> **PROMPT**
Pick out every line of the entries below where "this" occurs, and copy those lines.

## start INFORMATION GIVEN

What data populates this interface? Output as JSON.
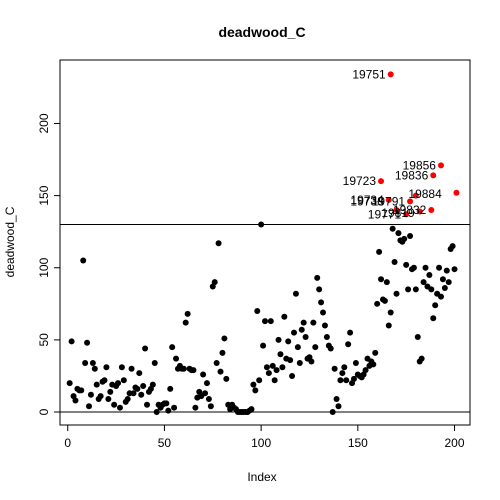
{
  "chart_data": {
    "type": "scatter",
    "title": "deadwood_C",
    "xlabel": "Index",
    "ylabel": "deadwood_C",
    "xlim": [
      -4,
      208
    ],
    "ylim": [
      -9,
      244
    ],
    "xticks": [
      0,
      50,
      100,
      150,
      200
    ],
    "yticks": [
      0,
      50,
      100,
      150,
      200
    ],
    "hlines": [
      0,
      130
    ],
    "point_color": "#000000",
    "highlight_color": "#ff0000",
    "series": [
      {
        "values": [
          [
            1,
            20
          ],
          [
            2,
            49
          ],
          [
            3,
            11
          ],
          [
            4,
            8
          ],
          [
            5,
            16
          ],
          [
            6,
            15
          ],
          [
            7,
            15
          ],
          [
            8,
            105
          ],
          [
            9,
            34
          ],
          [
            10,
            48
          ],
          [
            11,
            4
          ],
          [
            12,
            12
          ],
          [
            13,
            34
          ],
          [
            14,
            30
          ],
          [
            15,
            19
          ],
          [
            16,
            9
          ],
          [
            17,
            11
          ],
          [
            18,
            21
          ],
          [
            19,
            22
          ],
          [
            20,
            31
          ],
          [
            21,
            9
          ],
          [
            22,
            14
          ],
          [
            23,
            19
          ],
          [
            24,
            5
          ],
          [
            25,
            18
          ],
          [
            26,
            20
          ],
          [
            27,
            3
          ],
          [
            28,
            31
          ],
          [
            29,
            22
          ],
          [
            30,
            7
          ],
          [
            31,
            9
          ],
          [
            32,
            13
          ],
          [
            33,
            30
          ],
          [
            34,
            13
          ],
          [
            35,
            17
          ],
          [
            36,
            16
          ],
          [
            37,
            27
          ],
          [
            38,
            12
          ],
          [
            39,
            18
          ],
          [
            40,
            44
          ],
          [
            41,
            5
          ],
          [
            42,
            14
          ],
          [
            43,
            16
          ],
          [
            44,
            19
          ],
          [
            45,
            34
          ],
          [
            46,
            0
          ],
          [
            47,
            5
          ],
          [
            48,
            3
          ],
          [
            49,
            5
          ],
          [
            50,
            6
          ],
          [
            51,
            6
          ],
          [
            52,
            1
          ],
          [
            53,
            16
          ],
          [
            54,
            45
          ],
          [
            55,
            3
          ],
          [
            56,
            37
          ],
          [
            57,
            30
          ],
          [
            58,
            32
          ],
          [
            59,
            30
          ],
          [
            60,
            30
          ],
          [
            61,
            62
          ],
          [
            62,
            68
          ],
          [
            63,
            30
          ],
          [
            64,
            29
          ],
          [
            65,
            29
          ],
          [
            66,
            3
          ],
          [
            67,
            10
          ],
          [
            68,
            14
          ],
          [
            69,
            11
          ],
          [
            70,
            26
          ],
          [
            71,
            13
          ],
          [
            72,
            20
          ],
          [
            73,
            9
          ],
          [
            74,
            4
          ],
          [
            75,
            87
          ],
          [
            76,
            90
          ],
          [
            77,
            34
          ],
          [
            78,
            117
          ],
          [
            79,
            28
          ],
          [
            80,
            41
          ],
          [
            81,
            51
          ],
          [
            82,
            23
          ],
          [
            83,
            5
          ],
          [
            84,
            2
          ],
          [
            85,
            5
          ],
          [
            86,
            3
          ],
          [
            87,
            2
          ],
          [
            88,
            0
          ],
          [
            89,
            0
          ],
          [
            90,
            0
          ],
          [
            91,
            0
          ],
          [
            92,
            0
          ],
          [
            93,
            0
          ],
          [
            94,
            1
          ],
          [
            95,
            2
          ],
          [
            96,
            19
          ],
          [
            97,
            15
          ],
          [
            98,
            70
          ],
          [
            99,
            22
          ],
          [
            100,
            130
          ],
          [
            101,
            46
          ],
          [
            102,
            63
          ],
          [
            103,
            31
          ],
          [
            104,
            27
          ],
          [
            105,
            63
          ],
          [
            106,
            32
          ],
          [
            107,
            22
          ],
          [
            108,
            29
          ],
          [
            109,
            50
          ],
          [
            110,
            40
          ],
          [
            111,
            31
          ],
          [
            112,
            66
          ],
          [
            113,
            37
          ],
          [
            114,
            49
          ],
          [
            115,
            36
          ],
          [
            116,
            25
          ],
          [
            117,
            55
          ],
          [
            118,
            82
          ],
          [
            119,
            45
          ],
          [
            120,
            34
          ],
          [
            121,
            57
          ],
          [
            122,
            62
          ],
          [
            123,
            52
          ],
          [
            124,
            37
          ],
          [
            125,
            38
          ],
          [
            126,
            35
          ],
          [
            127,
            62
          ],
          [
            128,
            45
          ],
          [
            129,
            93
          ],
          [
            130,
            85
          ],
          [
            131,
            76
          ],
          [
            132,
            69
          ],
          [
            133,
            60
          ],
          [
            134,
            52
          ],
          [
            135,
            46
          ],
          [
            136,
            44
          ],
          [
            137,
            0
          ],
          [
            138,
            30
          ],
          [
            139,
            9
          ],
          [
            140,
            4
          ],
          [
            141,
            22
          ],
          [
            142,
            27
          ],
          [
            143,
            31
          ],
          [
            144,
            22
          ],
          [
            145,
            47
          ],
          [
            146,
            55
          ],
          [
            147,
            20
          ],
          [
            148,
            23
          ],
          [
            149,
            34
          ],
          [
            150,
            26
          ],
          [
            151,
            25
          ],
          [
            152,
            24
          ],
          [
            153,
            26
          ],
          [
            154,
            29
          ],
          [
            155,
            37
          ],
          [
            156,
            32
          ],
          [
            157,
            35
          ],
          [
            158,
            33
          ],
          [
            159,
            41
          ],
          [
            160,
            75
          ],
          [
            161,
            111
          ],
          [
            162,
            92
          ],
          [
            163,
            78
          ],
          [
            164,
            77
          ],
          [
            165,
            90
          ],
          [
            166,
            60
          ],
          [
            167,
            69
          ],
          [
            168,
            127
          ],
          [
            169,
            104
          ],
          [
            170,
            82
          ],
          [
            171,
            124
          ],
          [
            172,
            119
          ],
          [
            173,
            118
          ],
          [
            174,
            120
          ],
          [
            175,
            102
          ],
          [
            176,
            85
          ],
          [
            177,
            122
          ],
          [
            178,
            99
          ],
          [
            179,
            100
          ],
          [
            180,
            85
          ],
          [
            181,
            52
          ],
          [
            182,
            35
          ],
          [
            183,
            37
          ],
          [
            184,
            90
          ],
          [
            185,
            100
          ],
          [
            186,
            87
          ],
          [
            187,
            95
          ],
          [
            188,
            85
          ],
          [
            189,
            65
          ],
          [
            190,
            74
          ],
          [
            191,
            82
          ],
          [
            192,
            100
          ],
          [
            193,
            80
          ],
          [
            194,
            92
          ],
          [
            195,
            86
          ],
          [
            196,
            98
          ],
          [
            197,
            90
          ],
          [
            198,
            113
          ],
          [
            199,
            115
          ],
          [
            200,
            99
          ]
        ]
      },
      {
        "values": [
          [
            162,
            160
          ],
          [
            166,
            147
          ],
          [
            167,
            234
          ],
          [
            170,
            140
          ],
          [
            175,
            137
          ],
          [
            177,
            146
          ],
          [
            180,
            150
          ],
          [
            182,
            139
          ],
          [
            188,
            140
          ],
          [
            189,
            164
          ],
          [
            193,
            171
          ],
          [
            201,
            152
          ]
        ]
      }
    ],
    "point_labels": [
      {
        "x": 167,
        "y": 234,
        "text": "19751"
      },
      {
        "x": 162,
        "y": 160,
        "text": "19723"
      },
      {
        "x": 166,
        "y": 147,
        "text": "19734"
      },
      {
        "x": 166,
        "y": 146,
        "text": "19738"
      },
      {
        "x": 177,
        "y": 146,
        "text": "19791"
      },
      {
        "x": 175,
        "y": 137,
        "text": "19771"
      },
      {
        "x": 182,
        "y": 138,
        "text": "19819"
      },
      {
        "x": 188,
        "y": 140,
        "text": "19832"
      },
      {
        "x": 189,
        "y": 164,
        "text": "19836"
      },
      {
        "x": 193,
        "y": 171,
        "text": "19856"
      },
      {
        "x": 196,
        "y": 151,
        "text": "19884"
      }
    ]
  }
}
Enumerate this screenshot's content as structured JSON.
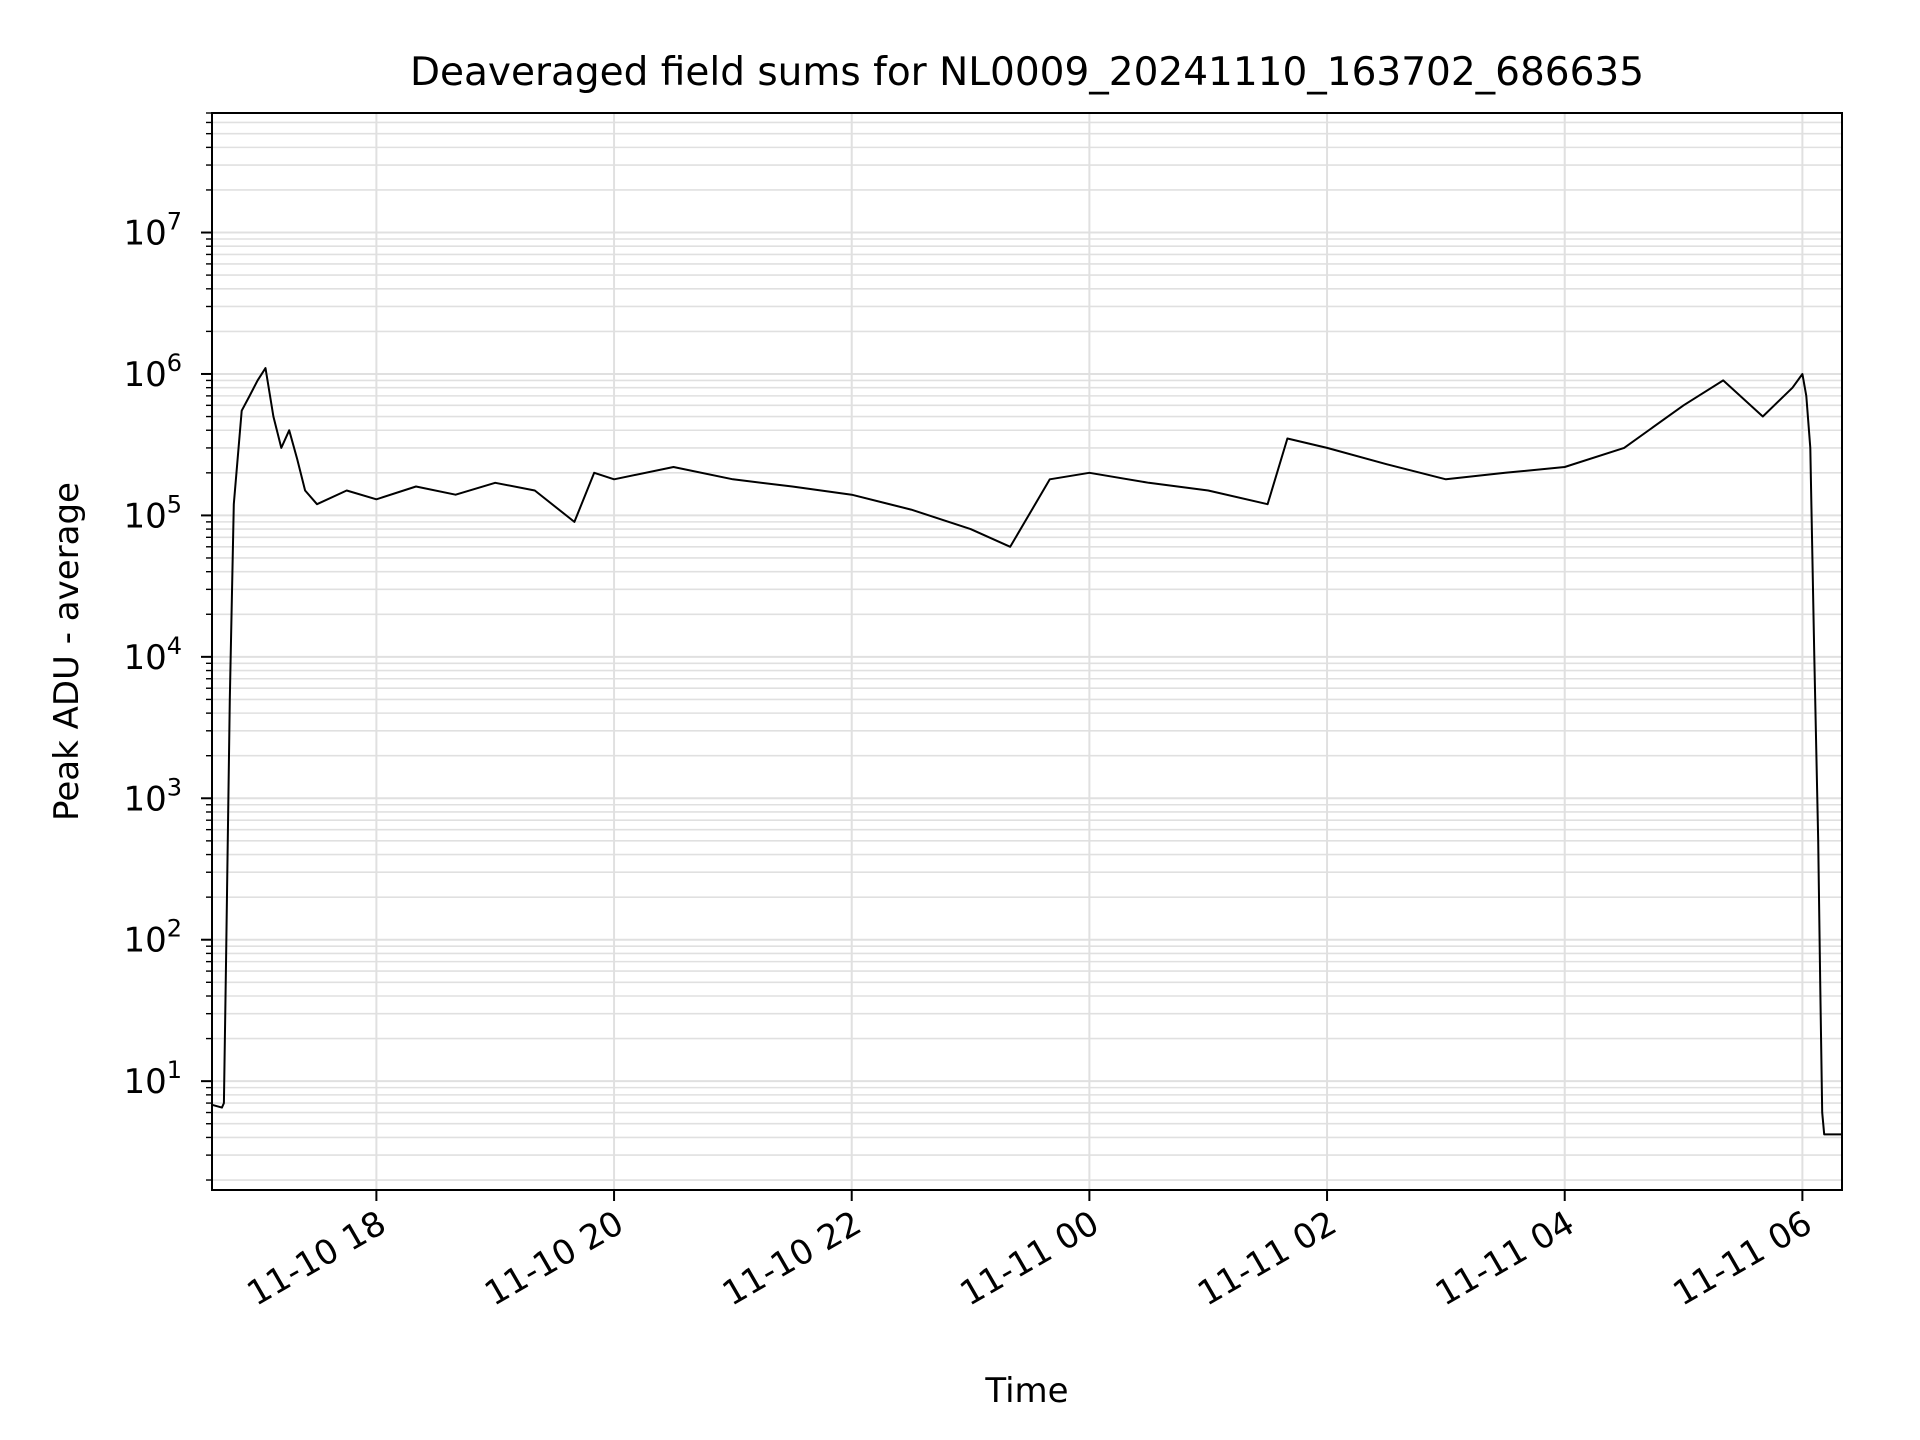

## end INFORMATION GIVEN

> **TASK SOLUTION**
What data populates this interface? Output as JSON.
Enumerate this screenshot's content as structured JSON.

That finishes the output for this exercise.